[Data for this task]
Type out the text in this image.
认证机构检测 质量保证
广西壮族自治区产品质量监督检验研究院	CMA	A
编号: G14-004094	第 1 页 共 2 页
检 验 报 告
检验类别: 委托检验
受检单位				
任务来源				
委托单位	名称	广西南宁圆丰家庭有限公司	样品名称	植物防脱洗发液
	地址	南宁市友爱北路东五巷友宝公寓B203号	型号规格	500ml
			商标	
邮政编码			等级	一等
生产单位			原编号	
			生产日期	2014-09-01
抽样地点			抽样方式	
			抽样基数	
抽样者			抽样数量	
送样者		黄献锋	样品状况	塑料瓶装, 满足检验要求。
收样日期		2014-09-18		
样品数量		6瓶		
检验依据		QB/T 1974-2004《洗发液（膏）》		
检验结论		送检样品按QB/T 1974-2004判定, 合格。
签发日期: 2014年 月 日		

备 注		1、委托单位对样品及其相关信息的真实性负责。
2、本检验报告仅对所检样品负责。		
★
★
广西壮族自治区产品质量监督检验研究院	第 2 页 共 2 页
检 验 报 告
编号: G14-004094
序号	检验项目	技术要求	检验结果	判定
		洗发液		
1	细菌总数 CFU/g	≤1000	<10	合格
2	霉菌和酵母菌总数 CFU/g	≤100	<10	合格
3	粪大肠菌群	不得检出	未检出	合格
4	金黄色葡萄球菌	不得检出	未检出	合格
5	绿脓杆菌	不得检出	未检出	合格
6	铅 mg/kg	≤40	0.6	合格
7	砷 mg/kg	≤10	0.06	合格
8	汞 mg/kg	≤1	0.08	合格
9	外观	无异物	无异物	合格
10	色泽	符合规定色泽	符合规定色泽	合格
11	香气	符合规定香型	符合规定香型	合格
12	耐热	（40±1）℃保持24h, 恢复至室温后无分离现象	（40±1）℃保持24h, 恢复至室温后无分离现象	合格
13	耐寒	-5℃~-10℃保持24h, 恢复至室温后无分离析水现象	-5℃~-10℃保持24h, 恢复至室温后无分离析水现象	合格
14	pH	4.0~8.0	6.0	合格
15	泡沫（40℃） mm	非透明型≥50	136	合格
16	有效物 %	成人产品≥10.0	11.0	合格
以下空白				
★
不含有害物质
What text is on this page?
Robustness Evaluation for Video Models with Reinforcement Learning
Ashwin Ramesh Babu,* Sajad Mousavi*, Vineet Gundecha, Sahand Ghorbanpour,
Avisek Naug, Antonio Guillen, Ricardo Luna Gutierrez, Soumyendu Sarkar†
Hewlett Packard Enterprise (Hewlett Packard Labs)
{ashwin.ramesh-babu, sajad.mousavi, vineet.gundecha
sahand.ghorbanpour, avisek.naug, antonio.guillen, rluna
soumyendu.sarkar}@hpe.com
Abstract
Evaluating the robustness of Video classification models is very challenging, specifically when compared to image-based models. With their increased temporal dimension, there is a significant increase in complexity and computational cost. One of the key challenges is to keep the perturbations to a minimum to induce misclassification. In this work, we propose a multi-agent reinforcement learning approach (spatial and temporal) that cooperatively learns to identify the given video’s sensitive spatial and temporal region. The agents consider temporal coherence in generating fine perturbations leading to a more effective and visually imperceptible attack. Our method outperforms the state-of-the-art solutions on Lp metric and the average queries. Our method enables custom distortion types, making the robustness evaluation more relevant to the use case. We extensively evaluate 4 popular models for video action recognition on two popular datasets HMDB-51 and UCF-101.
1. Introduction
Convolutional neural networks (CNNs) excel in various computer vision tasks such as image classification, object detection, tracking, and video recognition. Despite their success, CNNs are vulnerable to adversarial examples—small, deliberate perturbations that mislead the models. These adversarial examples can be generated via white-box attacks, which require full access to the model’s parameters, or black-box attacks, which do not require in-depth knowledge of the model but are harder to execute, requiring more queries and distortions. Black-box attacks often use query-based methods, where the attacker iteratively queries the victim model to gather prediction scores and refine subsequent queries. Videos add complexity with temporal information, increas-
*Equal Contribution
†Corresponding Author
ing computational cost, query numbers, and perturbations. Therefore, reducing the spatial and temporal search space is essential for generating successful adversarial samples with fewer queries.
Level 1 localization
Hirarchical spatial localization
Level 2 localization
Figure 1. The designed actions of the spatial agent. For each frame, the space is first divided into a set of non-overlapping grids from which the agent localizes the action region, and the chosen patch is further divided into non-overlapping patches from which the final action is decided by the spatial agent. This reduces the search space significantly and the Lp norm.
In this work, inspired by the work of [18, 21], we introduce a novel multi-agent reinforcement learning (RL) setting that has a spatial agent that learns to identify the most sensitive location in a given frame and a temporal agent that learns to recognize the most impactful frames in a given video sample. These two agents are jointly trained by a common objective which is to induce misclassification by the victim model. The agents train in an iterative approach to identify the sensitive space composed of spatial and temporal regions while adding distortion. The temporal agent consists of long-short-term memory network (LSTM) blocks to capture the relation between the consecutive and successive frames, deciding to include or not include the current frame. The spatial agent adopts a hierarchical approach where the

[Challenge] Print the records above exactly as they appear.

[Solution for this exercise]
Type out the text in this image.
认证机构检测 质量保证
广西壮族自治区产品质量监督检验研究院	CMA	A
编号: G14-004094	第 1 页 共 2 页
检 验 报 告
检验类别: 委托检验
受检单位				
任务来源				
委托单位	名称	广西南宁圆丰家庭有限公司	样品名称	植物防脱洗发液
	地址	南宁市友爱北路东五巷友宝公寓B203号	型号规格	500ml
			商标	
邮政编码			等级	一等
生产单位			原编号	
			生产日期	2014-09-01
抽样地点			抽样方式	
			抽样基数	
抽样者			抽样数量	
送样者		黄献锋	样品状况	塑料瓶装, 满足检验要求。
收样日期		2014-09-18		
样品数量		6瓶		
检验依据		QB/T 1974-2004《洗发液（膏）》		
检验结论		送检样品按QB/T 1974-2004判定, 合格。
签发日期: 2014年 月 日		

备 注		1、委托单位对样品及其相关信息的真实性负责。
2、本检验报告仅对所检样品负责。		
★
★
广西壮族自治区产品质量监督检验研究院	第 2 页 共 2 页
检 验 报 告
编号: G14-004094
序号	检验项目	技术要求	检验结果	判定
		洗发液		
1	细菌总数 CFU/g	≤1000	<10	合格
2	霉菌和酵母菌总数 CFU/g	≤100	<10	合格
3	粪大肠菌群	不得检出	未检出	合格
4	金黄色葡萄球菌	不得检出	未检出	合格
5	绿脓杆菌	不得检出	未检出	合格
6	铅 mg/kg	≤40	0.6	合格
7	砷 mg/kg	≤10	0.06	合格
8	汞 mg/kg	≤1	0.08	合格
9	外观	无异物	无异物	合格
10	色泽	符合规定色泽	符合规定色泽	合格
11	香气	符合规定香型	符合规定香型	合格
12	耐热	（40±1）℃保持24h, 恢复至室温后无分离现象	（40±1）℃保持24h, 恢复至室温后无分离现象	合格
13	耐寒	-5℃~-10℃保持24h, 恢复至室温后无分离析水现象	-5℃~-10℃保持24h, 恢复至室温后无分离析水现象	合格
14	pH	4.0~8.0	6.0	合格
15	泡沫（40℃） mm	非透明型≥50	136	合格
16	有效物 %	成人产品≥10.0	11.0	合格
以下空白				
★
不含有害物质
What text is on this page?
Robustness Evaluation for Video Models with Reinforcement Learning
Ashwin Ramesh Babu,* Sajad Mousavi*, Vineet Gundecha, Sahand Ghorbanpour,
Avisek Naug, Antonio Guillen, Ricardo Luna Gutierrez, Soumyendu Sarkar†
Hewlett Packard Enterprise (Hewlett Packard Labs)
{ashwin.ramesh-babu, sajad.mousavi, vineet.gundecha
sahand.ghorbanpour, avisek.naug, antonio.guillen, rluna
soumyendu.sarkar}@hpe.com
Abstract
Evaluating the robustness of Video classification models is very challenging, specifically when compared to image-based models. With their increased temporal dimension, there is a significant increase in complexity and computational cost. One of the key challenges is to keep the perturbations to a minimum to induce misclassification. In this work, we propose a multi-agent reinforcement learning approach (spatial and temporal) that cooperatively learns to identify the given video’s sensitive spatial and temporal region. The agents consider temporal coherence in generating fine perturbations leading to a more effective and visually imperceptible attack. Our method outperforms the state-of-the-art solutions on Lp metric and the average queries. Our method enables custom distortion types, making the robustness evaluation more relevant to the use case. We extensively evaluate 4 popular models for video action recognition on two popular datasets HMDB-51 and UCF-101.
1. Introduction
Convolutional neural networks (CNNs) excel in various computer vision tasks such as image classification, object detection, tracking, and video recognition. Despite their success, CNNs are vulnerable to adversarial examples—small, deliberate perturbations that mislead the models. These adversarial examples can be generated via white-box attacks, which require full access to the model’s parameters, or black-box attacks, which do not require in-depth knowledge of the model but are harder to execute, requiring more queries and distortions. Black-box attacks often use query-based methods, where the attacker iteratively queries the victim model to gather prediction scores and refine subsequent queries. Videos add complexity with temporal information, increas-
*Equal Contribution
†Corresponding Author
ing computational cost, query numbers, and perturbations. Therefore, reducing the spatial and temporal search space is essential for generating successful adversarial samples with fewer queries.
Level 1 localization
Hirarchical spatial localization
Level 2 localization
Figure 1. The designed actions of the spatial agent. For each frame, the space is first divided into a set of non-overlapping grids from which the agent localizes the action region, and the chosen patch is further divided into non-overlapping patches from which the final action is decided by the spatial agent. This reduces the search space significantly and the Lp norm.
In this work, inspired by the work of [18, 21], we introduce a novel multi-agent reinforcement learning (RL) setting that has a spatial agent that learns to identify the most sensitive location in a given frame and a temporal agent that learns to recognize the most impactful frames in a given video sample. These two agents are jointly trained by a common objective which is to induce misclassification by the victim model. The agents train in an iterative approach to identify the sensitive space composed of spatial and temporal regions while adding distortion. The temporal agent consists of long-short-term memory network (LSTM) blocks to capture the relation between the consecutive and successive frames, deciding to include or not include the current frame. The spatial agent adopts a hierarchical approach where the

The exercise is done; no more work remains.